-- RECORDS PROVIDED --

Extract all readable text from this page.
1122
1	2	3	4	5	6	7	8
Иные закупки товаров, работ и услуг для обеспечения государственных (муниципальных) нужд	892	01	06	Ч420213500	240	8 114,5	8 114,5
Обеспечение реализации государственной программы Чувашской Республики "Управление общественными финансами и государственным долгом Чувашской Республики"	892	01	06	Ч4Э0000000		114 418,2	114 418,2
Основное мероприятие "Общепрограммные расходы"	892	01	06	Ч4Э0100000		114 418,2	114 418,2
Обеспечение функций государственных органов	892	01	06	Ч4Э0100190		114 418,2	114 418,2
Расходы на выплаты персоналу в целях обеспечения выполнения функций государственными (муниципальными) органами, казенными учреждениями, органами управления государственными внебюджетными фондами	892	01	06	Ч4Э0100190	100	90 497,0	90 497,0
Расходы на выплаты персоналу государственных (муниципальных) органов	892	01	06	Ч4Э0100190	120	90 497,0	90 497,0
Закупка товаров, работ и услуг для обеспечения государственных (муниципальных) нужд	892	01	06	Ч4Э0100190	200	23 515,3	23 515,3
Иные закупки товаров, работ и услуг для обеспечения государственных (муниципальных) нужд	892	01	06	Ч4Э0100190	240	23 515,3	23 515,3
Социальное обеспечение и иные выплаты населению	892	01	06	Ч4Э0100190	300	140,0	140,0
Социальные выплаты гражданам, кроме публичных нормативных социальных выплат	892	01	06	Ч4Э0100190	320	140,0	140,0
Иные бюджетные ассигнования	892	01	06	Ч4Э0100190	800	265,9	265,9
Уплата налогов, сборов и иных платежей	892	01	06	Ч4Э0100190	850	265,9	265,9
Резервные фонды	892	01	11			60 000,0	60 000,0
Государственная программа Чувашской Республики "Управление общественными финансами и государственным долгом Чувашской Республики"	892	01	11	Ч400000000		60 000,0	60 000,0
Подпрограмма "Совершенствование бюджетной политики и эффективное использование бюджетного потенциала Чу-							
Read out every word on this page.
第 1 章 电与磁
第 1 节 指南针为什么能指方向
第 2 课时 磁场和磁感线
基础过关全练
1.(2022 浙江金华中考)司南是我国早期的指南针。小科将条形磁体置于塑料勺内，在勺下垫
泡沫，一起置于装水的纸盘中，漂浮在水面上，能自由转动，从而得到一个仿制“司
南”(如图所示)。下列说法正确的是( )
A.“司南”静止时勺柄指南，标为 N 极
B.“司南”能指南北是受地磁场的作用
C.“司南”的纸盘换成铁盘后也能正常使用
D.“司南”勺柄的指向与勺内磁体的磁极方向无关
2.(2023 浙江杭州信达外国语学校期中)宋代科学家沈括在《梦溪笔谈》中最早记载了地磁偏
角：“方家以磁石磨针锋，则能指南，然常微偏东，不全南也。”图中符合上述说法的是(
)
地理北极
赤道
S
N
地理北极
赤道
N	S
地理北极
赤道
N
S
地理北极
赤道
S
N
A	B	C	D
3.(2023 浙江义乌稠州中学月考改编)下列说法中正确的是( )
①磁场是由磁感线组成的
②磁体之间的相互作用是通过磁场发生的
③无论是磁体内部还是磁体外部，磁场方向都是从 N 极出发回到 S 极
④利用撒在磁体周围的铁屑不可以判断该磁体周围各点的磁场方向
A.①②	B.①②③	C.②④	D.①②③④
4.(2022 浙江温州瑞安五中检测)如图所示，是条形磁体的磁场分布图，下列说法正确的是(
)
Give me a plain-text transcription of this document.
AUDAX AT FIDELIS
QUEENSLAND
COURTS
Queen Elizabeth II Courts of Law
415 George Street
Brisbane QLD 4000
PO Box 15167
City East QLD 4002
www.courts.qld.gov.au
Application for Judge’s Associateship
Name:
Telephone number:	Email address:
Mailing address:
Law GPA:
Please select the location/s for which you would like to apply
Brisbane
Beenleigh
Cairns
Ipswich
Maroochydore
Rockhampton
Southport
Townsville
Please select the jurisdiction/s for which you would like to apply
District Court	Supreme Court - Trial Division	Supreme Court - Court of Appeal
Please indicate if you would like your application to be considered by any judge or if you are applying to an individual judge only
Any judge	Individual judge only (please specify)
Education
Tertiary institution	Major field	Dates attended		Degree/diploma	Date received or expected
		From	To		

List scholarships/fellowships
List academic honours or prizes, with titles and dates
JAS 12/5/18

-- DIRECTIONS FOR THIS TASK --
Retype the records above exactly.

-- WORKED SOLUTION --
Extract all readable text from this page.
1122
1	2	3	4	5	6	7	8
Иные закупки товаров, работ и услуг для обеспечения государственных (муниципальных) нужд	892	01	06	Ч420213500	240	8 114,5	8 114,5
Обеспечение реализации государственной программы Чувашской Республики "Управление общественными финансами и государственным долгом Чувашской Республики"	892	01	06	Ч4Э0000000		114 418,2	114 418,2
Основное мероприятие "Общепрограммные расходы"	892	01	06	Ч4Э0100000		114 418,2	114 418,2
Обеспечение функций государственных органов	892	01	06	Ч4Э0100190		114 418,2	114 418,2
Расходы на выплаты персоналу в целях обеспечения выполнения функций государственными (муниципальными) органами, казенными учреждениями, органами управления государственными внебюджетными фондами	892	01	06	Ч4Э0100190	100	90 497,0	90 497,0
Расходы на выплаты персоналу государственных (муниципальных) органов	892	01	06	Ч4Э0100190	120	90 497,0	90 497,0
Закупка товаров, работ и услуг для обеспечения государственных (муниципальных) нужд	892	01	06	Ч4Э0100190	200	23 515,3	23 515,3
Иные закупки товаров, работ и услуг для обеспечения государственных (муниципальных) нужд	892	01	06	Ч4Э0100190	240	23 515,3	23 515,3
Социальное обеспечение и иные выплаты населению	892	01	06	Ч4Э0100190	300	140,0	140,0
Социальные выплаты гражданам, кроме публичных нормативных социальных выплат	892	01	06	Ч4Э0100190	320	140,0	140,0
Иные бюджетные ассигнования	892	01	06	Ч4Э0100190	800	265,9	265,9
Уплата налогов, сборов и иных платежей	892	01	06	Ч4Э0100190	850	265,9	265,9
Резервные фонды	892	01	11			60 000,0	60 000,0
Государственная программа Чувашской Республики "Управление общественными финансами и государственным долгом Чувашской Республики"	892	01	11	Ч400000000		60 000,0	60 000,0
Подпрограмма "Совершенствование бюджетной политики и эффективное использование бюджетного потенциала Чу-							
Read out every word on this page.
第 1 章 电与磁
第 1 节 指南针为什么能指方向
第 2 课时 磁场和磁感线
基础过关全练
1.(2022 浙江金华中考)司南是我国早期的指南针。小科将条形磁体置于塑料勺内，在勺下垫
泡沫，一起置于装水的纸盘中，漂浮在水面上，能自由转动，从而得到一个仿制“司
南”(如图所示)。下列说法正确的是( )
A.“司南”静止时勺柄指南，标为 N 极
B.“司南”能指南北是受地磁场的作用
C.“司南”的纸盘换成铁盘后也能正常使用
D.“司南”勺柄的指向与勺内磁体的磁极方向无关
2.(2023 浙江杭州信达外国语学校期中)宋代科学家沈括在《梦溪笔谈》中最早记载了地磁偏
角：“方家以磁石磨针锋，则能指南，然常微偏东，不全南也。”图中符合上述说法的是(
)
地理北极
赤道
S
N
地理北极
赤道
N	S
地理北极
赤道
N
S
地理北极
赤道
S
N
A	B	C	D
3.(2023 浙江义乌稠州中学月考改编)下列说法中正确的是( )
①磁场是由磁感线组成的
②磁体之间的相互作用是通过磁场发生的
③无论是磁体内部还是磁体外部，磁场方向都是从 N 极出发回到 S 极
④利用撒在磁体周围的铁屑不可以判断该磁体周围各点的磁场方向
A.①②	B.①②③	C.②④	D.①②③④
4.(2022 浙江温州瑞安五中检测)如图所示，是条形磁体的磁场分布图，下列说法正确的是(
)
Give me a plain-text transcription of this document.
AUDAX AT FIDELIS
QUEENSLAND
COURTS
Queen Elizabeth II Courts of Law
415 George Street
Brisbane QLD 4000
PO Box 15167
City East QLD 4002
www.courts.qld.gov.au
Application for Judge’s Associateship
Name:
Telephone number:	Email address:
Mailing address:
Law GPA:
Please select the location/s for which you would like to apply
Brisbane
Beenleigh
Cairns
Ipswich
Maroochydore
Rockhampton
Southport
Townsville
Please select the jurisdiction/s for which you would like to apply
District Court	Supreme Court - Trial Division	Supreme Court - Court of Appeal
Please indicate if you would like your application to be considered by any judge or if you are applying to an individual judge only
Any judge	Individual judge only (please specify)
Education
Tertiary institution	Major field	Dates attended		Degree/diploma	Date received or expected
		From	To		

List scholarships/fellowships
List academic honours or prizes, with titles and dates
JAS 12/5/18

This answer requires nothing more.